* Start Dataset extract *

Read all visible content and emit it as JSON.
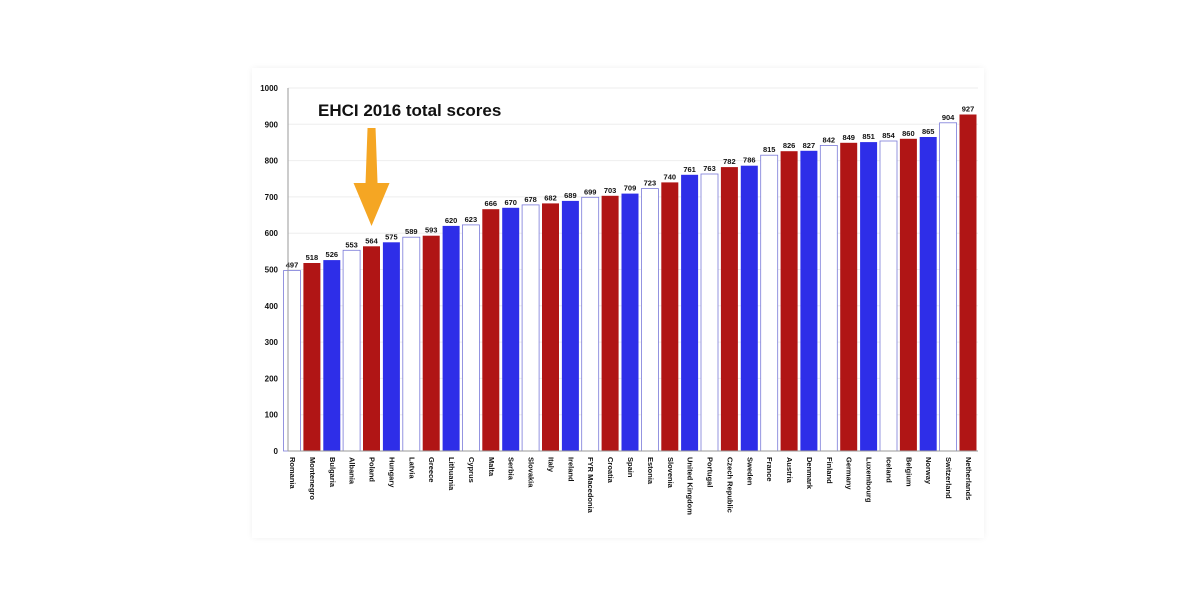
{
  "chart_data": {
    "type": "bar",
    "title": "EHCI 2016 total scores",
    "xlabel": "",
    "ylabel": "",
    "ylim": [
      0,
      1000
    ],
    "yticks": [
      0,
      100,
      200,
      300,
      400,
      500,
      600,
      700,
      800,
      900,
      1000
    ],
    "grid": true,
    "legend": "none",
    "annotation": {
      "type": "arrow",
      "target": "Poland",
      "color": "#F5A623"
    },
    "colors": {
      "red": "#B01515",
      "blue": "#2E2EE8",
      "white_bar_outline": "#7A7AD8"
    },
    "categories": [
      "Romania",
      "Montenegro",
      "Bulgaria",
      "Albania",
      "Poland",
      "Hungary",
      "Latvia",
      "Greece",
      "Lithuania",
      "Cyprus",
      "Malta",
      "Serbia",
      "Slovakia",
      "Italy",
      "Ireland",
      "FYR Macedonia",
      "Croatia",
      "Spain",
      "Estonia",
      "Slovenia",
      "United Kingdom",
      "Portugal",
      "Czech Republic",
      "Sweden",
      "France",
      "Austria",
      "Denmark",
      "Finland",
      "Germany",
      "Luxembourg",
      "Iceland",
      "Belgium",
      "Norway",
      "Switzerland",
      "Netherlands"
    ],
    "values": [
      497,
      518,
      526,
      553,
      564,
      575,
      589,
      593,
      620,
      623,
      666,
      670,
      678,
      682,
      689,
      699,
      703,
      709,
      723,
      740,
      761,
      763,
      782,
      786,
      815,
      826,
      827,
      842,
      849,
      851,
      854,
      860,
      865,
      904,
      927
    ],
    "bar_colors": [
      "white",
      "red",
      "blue",
      "white",
      "red",
      "blue",
      "white",
      "red",
      "blue",
      "white",
      "red",
      "blue",
      "white",
      "red",
      "blue",
      "white",
      "red",
      "blue",
      "white",
      "red",
      "blue",
      "white",
      "red",
      "blue",
      "white",
      "red",
      "blue",
      "white",
      "red",
      "blue",
      "white",
      "red",
      "blue",
      "white",
      "red"
    ]
  }
}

* End Dataset extract *

### Task brief
Omit pictures; set down the rest of the material word for word.

### Result of the exercise
Read all visible content and emit it as JSON.
{
  "chart_data": {
    "type": "bar",
    "title": "EHCI 2016 total scores",
    "xlabel": "",
    "ylabel": "",
    "ylim": [
      0,
      1000
    ],
    "yticks": [
      0,
      100,
      200,
      300,
      400,
      500,
      600,
      700,
      800,
      900,
      1000
    ],
    "grid": true,
    "legend": "none",
    "annotation": {
      "type": "arrow",
      "target": "Poland",
      "color": "#F5A623"
    },
    "colors": {
      "red": "#B01515",
      "blue": "#2E2EE8",
      "white_bar_outline": "#7A7AD8"
    },
    "categories": [
      "Romania",
      "Montenegro",
      "Bulgaria",
      "Albania",
      "Poland",
      "Hungary",
      "Latvia",
      "Greece",
      "Lithuania",
      "Cyprus",
      "Malta",
      "Serbia",
      "Slovakia",
      "Italy",
      "Ireland",
      "FYR Macedonia",
      "Croatia",
      "Spain",
      "Estonia",
      "Slovenia",
      "United Kingdom",
      "Portugal",
      "Czech Republic",
      "Sweden",
      "France",
      "Austria",
      "Denmark",
      "Finland",
      "Germany",
      "Luxembourg",
      "Iceland",
      "Belgium",
      "Norway",
      "Switzerland",
      "Netherlands"
    ],
    "values": [
      497,
      518,
      526,
      553,
      564,
      575,
      589,
      593,
      620,
      623,
      666,
      670,
      678,
      682,
      689,
      699,
      703,
      709,
      723,
      740,
      761,
      763,
      782,
      786,
      815,
      826,
      827,
      842,
      849,
      851,
      854,
      860,
      865,
      904,
      927
    ],
    "bar_colors": [
      "white",
      "red",
      "blue",
      "white",
      "red",
      "blue",
      "white",
      "red",
      "blue",
      "white",
      "red",
      "blue",
      "white",
      "red",
      "blue",
      "white",
      "red",
      "blue",
      "white",
      "red",
      "blue",
      "white",
      "red",
      "blue",
      "white",
      "red",
      "blue",
      "white",
      "red",
      "blue",
      "white",
      "red",
      "blue",
      "white",
      "red"
    ]
  }
}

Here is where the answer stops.